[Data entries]
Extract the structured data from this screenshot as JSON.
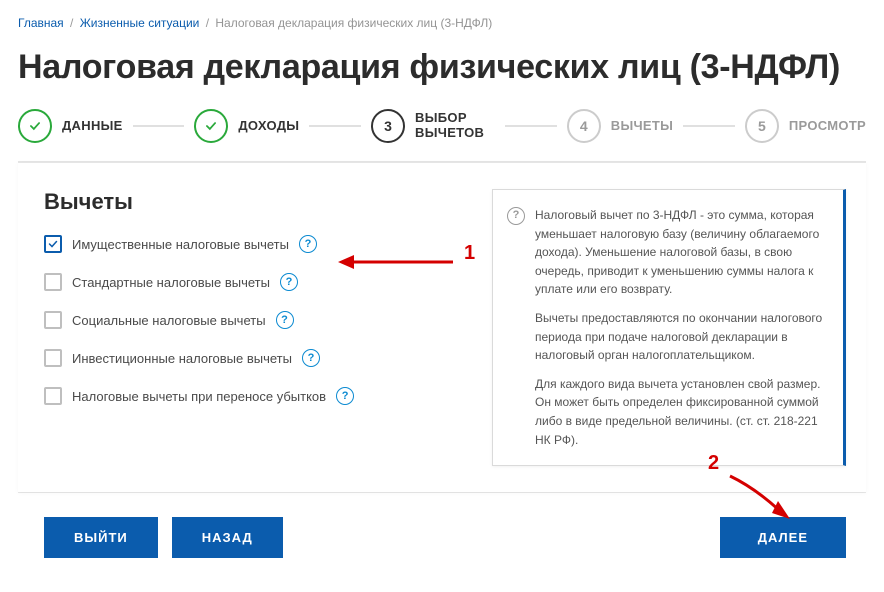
{
  "breadcrumb": {
    "home": "Главная",
    "situations": "Жизненные ситуации",
    "current": "Налоговая декларация физических лиц (3-НДФЛ)"
  },
  "page_title": "Налоговая декларация физических лиц (3-НДФЛ)",
  "steps": {
    "s1": {
      "label": "ДАННЫЕ"
    },
    "s2": {
      "label": "ДОХОДЫ"
    },
    "s3": {
      "num": "3",
      "label": "ВЫБОР ВЫЧЕТОВ"
    },
    "s4": {
      "num": "4",
      "label": "ВЫЧЕТЫ"
    },
    "s5": {
      "num": "5",
      "label": "ПРОСМОТР"
    }
  },
  "section_title": "Вычеты",
  "checkboxes": {
    "c1": {
      "label": "Имущественные налоговые вычеты",
      "checked": true
    },
    "c2": {
      "label": "Стандартные налоговые вычеты",
      "checked": false
    },
    "c3": {
      "label": "Социальные налоговые вычеты",
      "checked": false
    },
    "c4": {
      "label": "Инвестиционные налоговые вычеты",
      "checked": false
    },
    "c5": {
      "label": "Налоговые вычеты при переносе убытков",
      "checked": false
    }
  },
  "info": {
    "p1": "Налоговый вычет по 3-НДФЛ - это сумма, которая уменьшает налоговую базу (величину облагаемого дохода). Уменьшение налоговой базы, в свою очередь, приводит к уменьшению суммы налога к уплате или его возврату.",
    "p2": "Вычеты предоставляются по окончании налогового периода при подаче налоговой декларации в налоговый орган налогоплательщиком.",
    "p3": "Для каждого вида вычета установлен свой размер. Он может быть определен фиксированной суммой либо в виде предельной величины. (ст. ст. 218-221 НК РФ)."
  },
  "buttons": {
    "exit": "ВЫЙТИ",
    "back": "НАЗАД",
    "next": "ДАЛЕЕ"
  },
  "annotations": {
    "a1": "1",
    "a2": "2"
  }
}
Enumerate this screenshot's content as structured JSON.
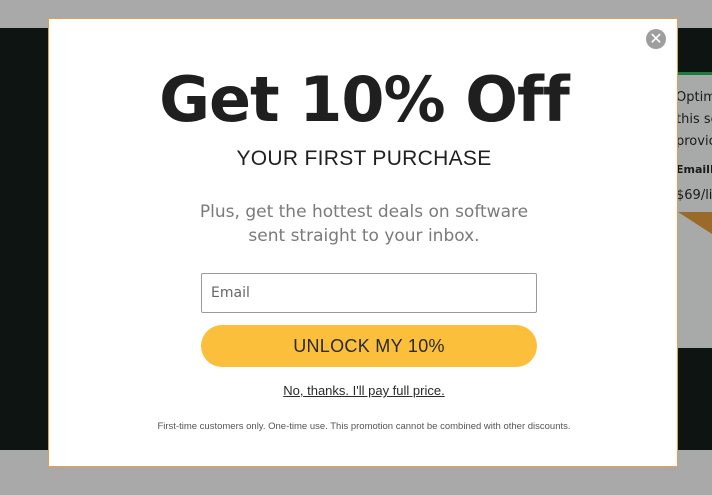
{
  "background": {
    "side_texts": [
      "Optim",
      "this se",
      "provic",
      "EmailD",
      "$69/li"
    ]
  },
  "popup": {
    "close_label": "✕",
    "headline": "Get 10% Off",
    "subheadline": "YOUR FIRST PURCHASE",
    "blurb_line1": "Plus, get the hottest deals on software",
    "blurb_line2": "sent straight to your inbox.",
    "email_placeholder": "Email",
    "email_value": "",
    "cta_label": "UNLOCK MY 10%",
    "decline_label": "No, thanks. I'll pay full price.",
    "fine_print": "First-time customers only. One-time use. This promotion cannot be combined with other discounts."
  },
  "colors": {
    "accent_button": "#fbbf3c",
    "modal_border": "#e3a14f",
    "overlay": "#a9a9a9"
  }
}
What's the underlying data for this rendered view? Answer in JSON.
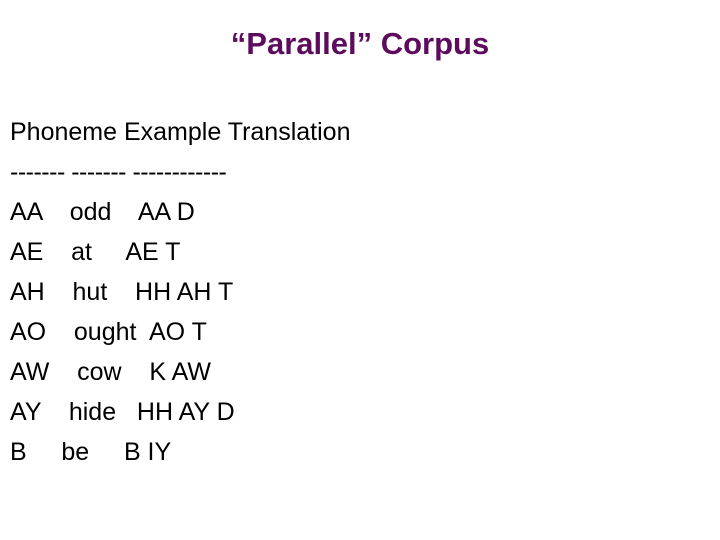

**Exercise details**:
In the records above, locate each line with the word "физических". Copy all such lines.

**Answer below**:
    "current": "Налоговая декларация физических лиц (3-НДФЛ)"
  "page_title": "Налоговая декларация физических лиц (3-НДФЛ)",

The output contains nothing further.